* **Work to complete**
Transcribe each record exactly. Include every one.

* **Materials provided**
>>>>

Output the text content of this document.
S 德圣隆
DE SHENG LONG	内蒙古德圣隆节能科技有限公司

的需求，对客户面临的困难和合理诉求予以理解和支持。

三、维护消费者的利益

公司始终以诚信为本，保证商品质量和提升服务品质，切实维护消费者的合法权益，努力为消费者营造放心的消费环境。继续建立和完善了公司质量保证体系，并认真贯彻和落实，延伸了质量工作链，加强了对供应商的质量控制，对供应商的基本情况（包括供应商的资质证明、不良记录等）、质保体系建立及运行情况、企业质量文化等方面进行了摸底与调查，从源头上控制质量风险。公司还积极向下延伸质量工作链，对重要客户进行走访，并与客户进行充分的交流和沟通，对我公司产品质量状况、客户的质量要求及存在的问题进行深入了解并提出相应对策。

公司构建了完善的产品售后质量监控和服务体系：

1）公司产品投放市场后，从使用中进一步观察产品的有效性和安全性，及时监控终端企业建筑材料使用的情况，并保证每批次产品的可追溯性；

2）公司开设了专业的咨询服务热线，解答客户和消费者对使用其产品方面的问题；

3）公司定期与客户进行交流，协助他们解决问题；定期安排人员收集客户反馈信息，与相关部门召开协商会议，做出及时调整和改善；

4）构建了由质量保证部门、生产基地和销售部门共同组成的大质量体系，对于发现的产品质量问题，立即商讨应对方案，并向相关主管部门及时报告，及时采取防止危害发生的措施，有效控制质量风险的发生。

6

<<<<

* **The output**
Output the text content of this document.
S 德圣隆
DE SHENG LONG	内蒙古德圣隆节能科技有限公司

的需求，对客户面临的困难和合理诉求予以理解和支持。

三、维护消费者的利益

公司始终以诚信为本，保证商品质量和提升服务品质，切实维护消费者的合法权益，努力为消费者营造放心的消费环境。继续建立和完善了公司质量保证体系，并认真贯彻和落实，延伸了质量工作链，加强了对供应商的质量控制，对供应商的基本情况（包括供应商的资质证明、不良记录等）、质保体系建立及运行情况、企业质量文化等方面进行了摸底与调查，从源头上控制质量风险。公司还积极向下延伸质量工作链，对重要客户进行走访，并与客户进行充分的交流和沟通，对我公司产品质量状况、客户的质量要求及存在的问题进行深入了解并提出相应对策。

公司构建了完善的产品售后质量监控和服务体系：

1）公司产品投放市场后，从使用中进一步观察产品的有效性和安全性，及时监控终端企业建筑材料使用的情况，并保证每批次产品的可追溯性；

2）公司开设了专业的咨询服务热线，解答客户和消费者对使用其产品方面的问题；

3）公司定期与客户进行交流，协助他们解决问题；定期安排人员收集客户反馈信息，与相关部门召开协商会议，做出及时调整和改善；

4）构建了由质量保证部门、生产基地和销售部门共同组成的大质量体系，对于发现的产品质量问题，立即商讨应对方案，并向相关主管部门及时报告，及时采取防止危害发生的措施，有效控制质量风险的发生。

6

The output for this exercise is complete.